— Start —

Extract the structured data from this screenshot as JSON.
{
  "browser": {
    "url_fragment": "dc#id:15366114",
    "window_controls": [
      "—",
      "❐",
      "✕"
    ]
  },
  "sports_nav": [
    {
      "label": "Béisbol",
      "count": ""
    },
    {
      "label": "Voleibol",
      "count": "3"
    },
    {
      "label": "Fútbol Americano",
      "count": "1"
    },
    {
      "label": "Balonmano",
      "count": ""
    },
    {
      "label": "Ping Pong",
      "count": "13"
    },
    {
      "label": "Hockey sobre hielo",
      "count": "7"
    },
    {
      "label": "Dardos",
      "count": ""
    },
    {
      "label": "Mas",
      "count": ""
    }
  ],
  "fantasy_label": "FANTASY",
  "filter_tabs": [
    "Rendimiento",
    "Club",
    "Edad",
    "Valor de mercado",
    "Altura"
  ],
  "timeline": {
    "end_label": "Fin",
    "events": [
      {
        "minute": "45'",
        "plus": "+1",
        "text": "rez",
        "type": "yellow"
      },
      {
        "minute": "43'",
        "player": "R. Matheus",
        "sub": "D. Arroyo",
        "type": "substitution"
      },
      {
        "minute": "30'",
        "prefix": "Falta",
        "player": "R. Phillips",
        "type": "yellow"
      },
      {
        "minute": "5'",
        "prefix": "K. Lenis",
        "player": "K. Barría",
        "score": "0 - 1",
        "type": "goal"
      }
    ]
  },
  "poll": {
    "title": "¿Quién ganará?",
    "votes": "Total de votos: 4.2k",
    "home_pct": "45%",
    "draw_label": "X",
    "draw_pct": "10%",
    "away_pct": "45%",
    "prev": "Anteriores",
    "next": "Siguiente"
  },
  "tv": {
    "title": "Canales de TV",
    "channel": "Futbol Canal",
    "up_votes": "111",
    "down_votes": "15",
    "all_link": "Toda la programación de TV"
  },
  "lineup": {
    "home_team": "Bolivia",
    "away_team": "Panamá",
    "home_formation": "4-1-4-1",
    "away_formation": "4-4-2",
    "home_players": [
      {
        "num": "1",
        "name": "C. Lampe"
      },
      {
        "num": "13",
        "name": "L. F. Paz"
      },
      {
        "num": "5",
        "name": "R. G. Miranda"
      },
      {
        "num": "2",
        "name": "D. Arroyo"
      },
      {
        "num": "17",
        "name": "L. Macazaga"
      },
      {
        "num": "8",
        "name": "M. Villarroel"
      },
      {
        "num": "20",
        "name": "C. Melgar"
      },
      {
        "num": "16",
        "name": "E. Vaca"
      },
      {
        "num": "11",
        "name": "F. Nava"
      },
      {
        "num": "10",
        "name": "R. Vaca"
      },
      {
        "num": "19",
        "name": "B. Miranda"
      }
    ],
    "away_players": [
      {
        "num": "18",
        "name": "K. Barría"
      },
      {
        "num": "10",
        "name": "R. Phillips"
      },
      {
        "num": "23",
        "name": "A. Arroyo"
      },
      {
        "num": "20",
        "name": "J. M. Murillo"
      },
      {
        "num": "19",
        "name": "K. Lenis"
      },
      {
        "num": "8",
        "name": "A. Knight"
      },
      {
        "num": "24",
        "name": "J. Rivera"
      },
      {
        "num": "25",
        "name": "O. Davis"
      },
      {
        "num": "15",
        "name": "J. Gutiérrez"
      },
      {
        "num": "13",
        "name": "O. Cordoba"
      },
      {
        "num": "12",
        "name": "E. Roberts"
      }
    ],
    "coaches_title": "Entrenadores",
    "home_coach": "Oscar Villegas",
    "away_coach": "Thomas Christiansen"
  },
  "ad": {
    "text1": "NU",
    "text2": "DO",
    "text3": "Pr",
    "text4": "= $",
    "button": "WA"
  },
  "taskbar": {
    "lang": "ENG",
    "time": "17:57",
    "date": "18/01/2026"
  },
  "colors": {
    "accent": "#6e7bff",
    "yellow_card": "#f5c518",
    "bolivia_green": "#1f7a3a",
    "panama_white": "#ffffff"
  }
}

— End —

Print the records above in full, exactly.

** Problem solution **
Extract the structured data from this screenshot as JSON.
{
  "browser": {
    "url_fragment": "dc#id:15366114",
    "window_controls": [
      "—",
      "❐",
      "✕"
    ]
  },
  "sports_nav": [
    {
      "label": "Béisbol",
      "count": ""
    },
    {
      "label": "Voleibol",
      "count": "3"
    },
    {
      "label": "Fútbol Americano",
      "count": "1"
    },
    {
      "label": "Balonmano",
      "count": ""
    },
    {
      "label": "Ping Pong",
      "count": "13"
    },
    {
      "label": "Hockey sobre hielo",
      "count": "7"
    },
    {
      "label": "Dardos",
      "count": ""
    },
    {
      "label": "Mas",
      "count": ""
    }
  ],
  "fantasy_label": "FANTASY",
  "filter_tabs": [
    "Rendimiento",
    "Club",
    "Edad",
    "Valor de mercado",
    "Altura"
  ],
  "timeline": {
    "end_label": "Fin",
    "events": [
      {
        "minute": "45'",
        "plus": "+1",
        "text": "rez",
        "type": "yellow"
      },
      {
        "minute": "43'",
        "player": "R. Matheus",
        "sub": "D. Arroyo",
        "type": "substitution"
      },
      {
        "minute": "30'",
        "prefix": "Falta",
        "player": "R. Phillips",
        "type": "yellow"
      },
      {
        "minute": "5'",
        "prefix": "K. Lenis",
        "player": "K. Barría",
        "score": "0 - 1",
        "type": "goal"
      }
    ]
  },
  "poll": {
    "title": "¿Quién ganará?",
    "votes": "Total de votos: 4.2k",
    "home_pct": "45%",
    "draw_label": "X",
    "draw_pct": "10%",
    "away_pct": "45%",
    "prev": "Anteriores",
    "next": "Siguiente"
  },
  "tv": {
    "title": "Canales de TV",
    "channel": "Futbol Canal",
    "up_votes": "111",
    "down_votes": "15",
    "all_link": "Toda la programación de TV"
  },
  "lineup": {
    "home_team": "Bolivia",
    "away_team": "Panamá",
    "home_formation": "4-1-4-1",
    "away_formation": "4-4-2",
    "home_players": [
      {
        "num": "1",
        "name": "C. Lampe"
      },
      {
        "num": "13",
        "name": "L. F. Paz"
      },
      {
        "num": "5",
        "name": "R. G. Miranda"
      },
      {
        "num": "2",
        "name": "D. Arroyo"
      },
      {
        "num": "17",
        "name": "L. Macazaga"
      },
      {
        "num": "8",
        "name": "M. Villarroel"
      },
      {
        "num": "20",
        "name": "C. Melgar"
      },
      {
        "num": "16",
        "name": "E. Vaca"
      },
      {
        "num": "11",
        "name": "F. Nava"
      },
      {
        "num": "10",
        "name": "R. Vaca"
      },
      {
        "num": "19",
        "name": "B. Miranda"
      }
    ],
    "away_players": [
      {
        "num": "18",
        "name": "K. Barría"
      },
      {
        "num": "10",
        "name": "R. Phillips"
      },
      {
        "num": "23",
        "name": "A. Arroyo"
      },
      {
        "num": "20",
        "name": "J. M. Murillo"
      },
      {
        "num": "19",
        "name": "K. Lenis"
      },
      {
        "num": "8",
        "name": "A. Knight"
      },
      {
        "num": "24",
        "name": "J. Rivera"
      },
      {
        "num": "25",
        "name": "O. Davis"
      },
      {
        "num": "15",
        "name": "J. Gutiérrez"
      },
      {
        "num": "13",
        "name": "O. Cordoba"
      },
      {
        "num": "12",
        "name": "E. Roberts"
      }
    ],
    "coaches_title": "Entrenadores",
    "home_coach": "Oscar Villegas",
    "away_coach": "Thomas Christiansen"
  },
  "ad": {
    "text1": "NU",
    "text2": "DO",
    "text3": "Pr",
    "text4": "= $",
    "button": "WA"
  },
  "taskbar": {
    "lang": "ENG",
    "time": "17:57",
    "date": "18/01/2026"
  },
  "colors": {
    "accent": "#6e7bff",
    "yellow_card": "#f5c518",
    "bolivia_green": "#1f7a3a",
    "panama_white": "#ffffff"
  }
}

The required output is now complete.